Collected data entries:
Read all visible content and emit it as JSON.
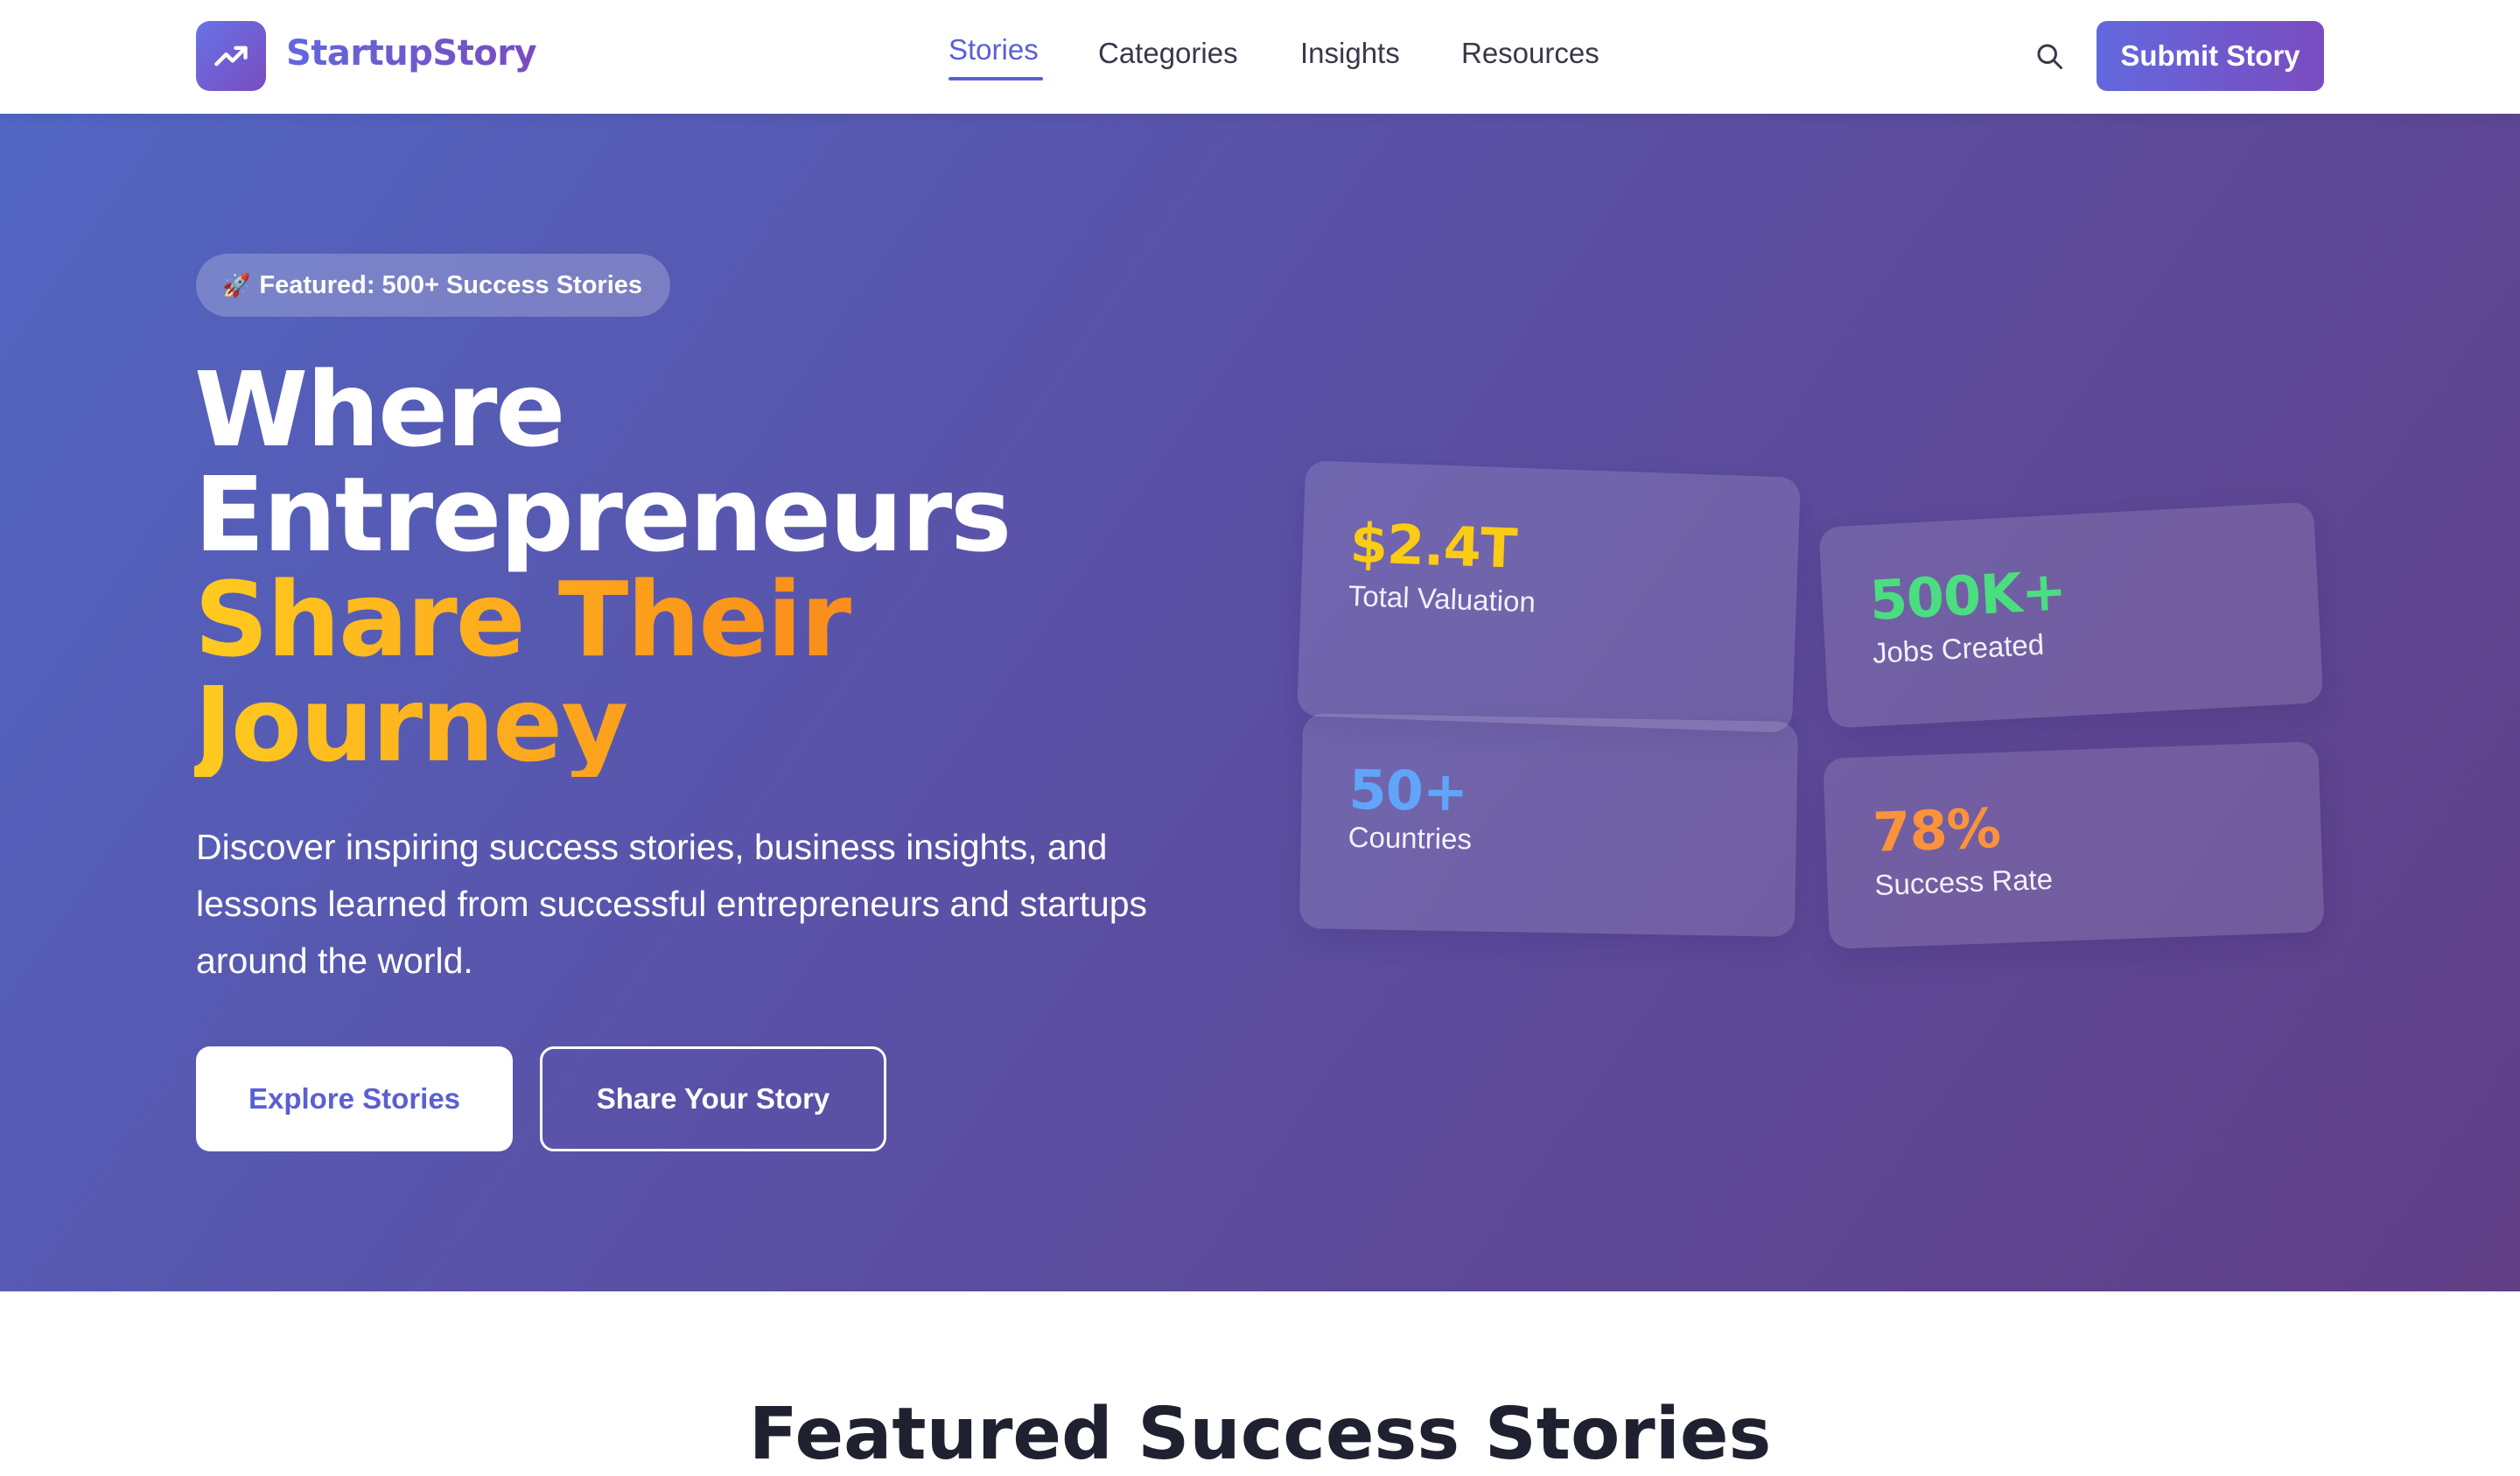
{
  "brand": {
    "name": "StartupStory",
    "logo_icon": "trending-up-icon",
    "gradient": [
      "#6673e6",
      "#7a4cc0"
    ]
  },
  "nav": {
    "links": [
      {
        "label": "Stories",
        "active": true
      },
      {
        "label": "Categories",
        "active": false
      },
      {
        "label": "Insights",
        "active": false
      },
      {
        "label": "Resources",
        "active": false
      }
    ],
    "search_icon": "search-icon",
    "submit_label": "Submit Story",
    "active_color": "#5b5fd6"
  },
  "hero": {
    "badge": {
      "emoji": "🚀",
      "text": "Featured: 500+ Success Stories"
    },
    "headline": {
      "line1": "Where",
      "line2": "Entrepreneurs",
      "accent_line1": "Share Their",
      "accent_line2": "Journey"
    },
    "description": "Discover inspiring success stories, business insights, and lessons learned from successful entrepreneurs and startups around the world.",
    "primary_cta": "Explore Stories",
    "secondary_cta": "Share Your Story",
    "accent_gradient": [
      "#ffcb1f",
      "#f7821c"
    ]
  },
  "stats": [
    {
      "value": "$2.4T",
      "label": "Total Valuation",
      "color": "#facc15"
    },
    {
      "value": "500K+",
      "label": "Jobs Created",
      "color": "#4ade80"
    },
    {
      "value": "50+",
      "label": "Countries",
      "color": "#60a5fa"
    },
    {
      "value": "78%",
      "label": "Success Rate",
      "color": "#fb923c"
    }
  ],
  "featured": {
    "title": "Featured Success Stories"
  }
}
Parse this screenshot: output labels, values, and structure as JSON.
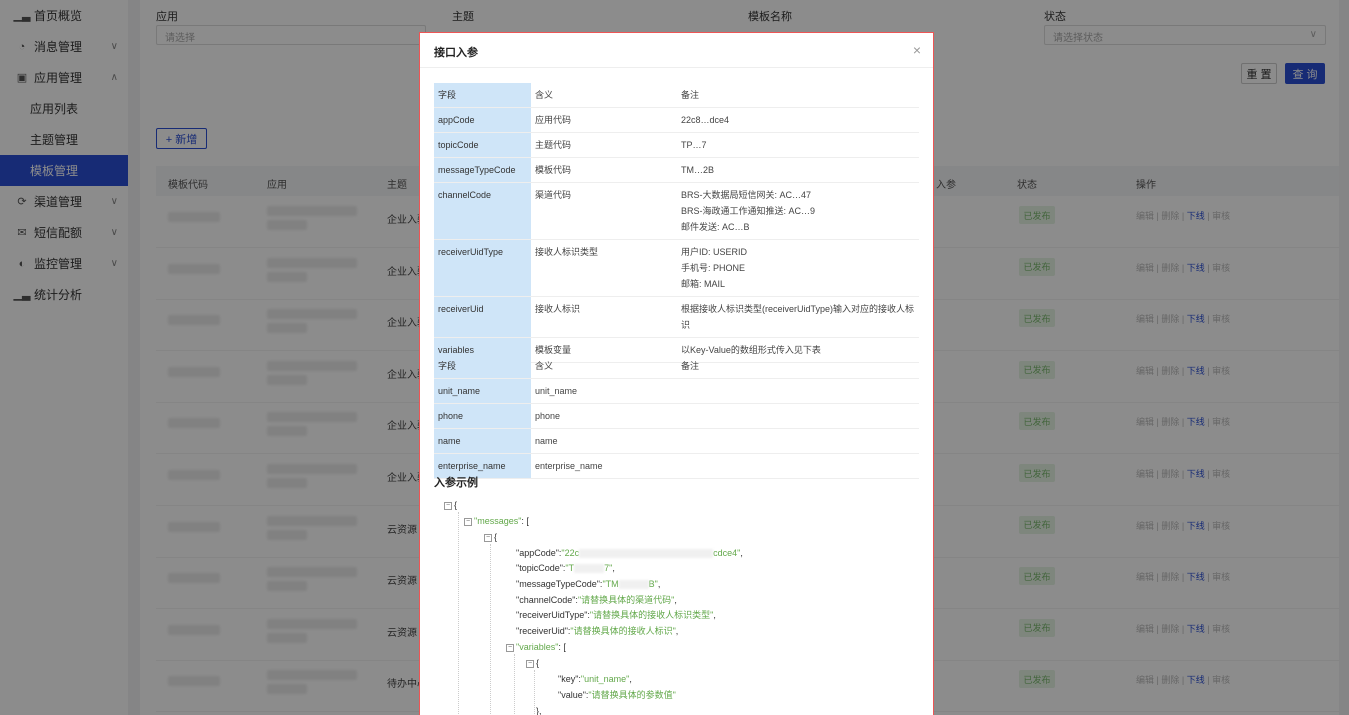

• _AIM OF THE EXERCISE_
Retype the whole listing, keeping every line identical and omitting all pictures.

• _PROBLEM SOLUTION_
Read all visible content and emit it as JSON.
{
  "brand": {
    "name": "StartupStory",
    "logo_icon": "trending-up-icon",
    "gradient": [
      "#6673e6",
      "#7a4cc0"
    ]
  },
  "nav": {
    "links": [
      {
        "label": "Stories",
        "active": true
      },
      {
        "label": "Categories",
        "active": false
      },
      {
        "label": "Insights",
        "active": false
      },
      {
        "label": "Resources",
        "active": false
      }
    ],
    "search_icon": "search-icon",
    "submit_label": "Submit Story",
    "active_color": "#5b5fd6"
  },
  "hero": {
    "badge": {
      "emoji": "🚀",
      "text": "Featured: 500+ Success Stories"
    },
    "headline": {
      "line1": "Where",
      "line2": "Entrepreneurs",
      "accent_line1": "Share Their",
      "accent_line2": "Journey"
    },
    "description": "Discover inspiring success stories, business insights, and lessons learned from successful entrepreneurs and startups around the world.",
    "primary_cta": "Explore Stories",
    "secondary_cta": "Share Your Story",
    "accent_gradient": [
      "#ffcb1f",
      "#f7821c"
    ]
  },
  "stats": [
    {
      "value": "$2.4T",
      "label": "Total Valuation",
      "color": "#facc15"
    },
    {
      "value": "500K+",
      "label": "Jobs Created",
      "color": "#4ade80"
    },
    {
      "value": "50+",
      "label": "Countries",
      "color": "#60a5fa"
    },
    {
      "value": "78%",
      "label": "Success Rate",
      "color": "#fb923c"
    }
  ],
  "featured": {
    "title": "Featured Success Stories"
  }
}
Parse this screenshot: output labels, values, and structure as JSON.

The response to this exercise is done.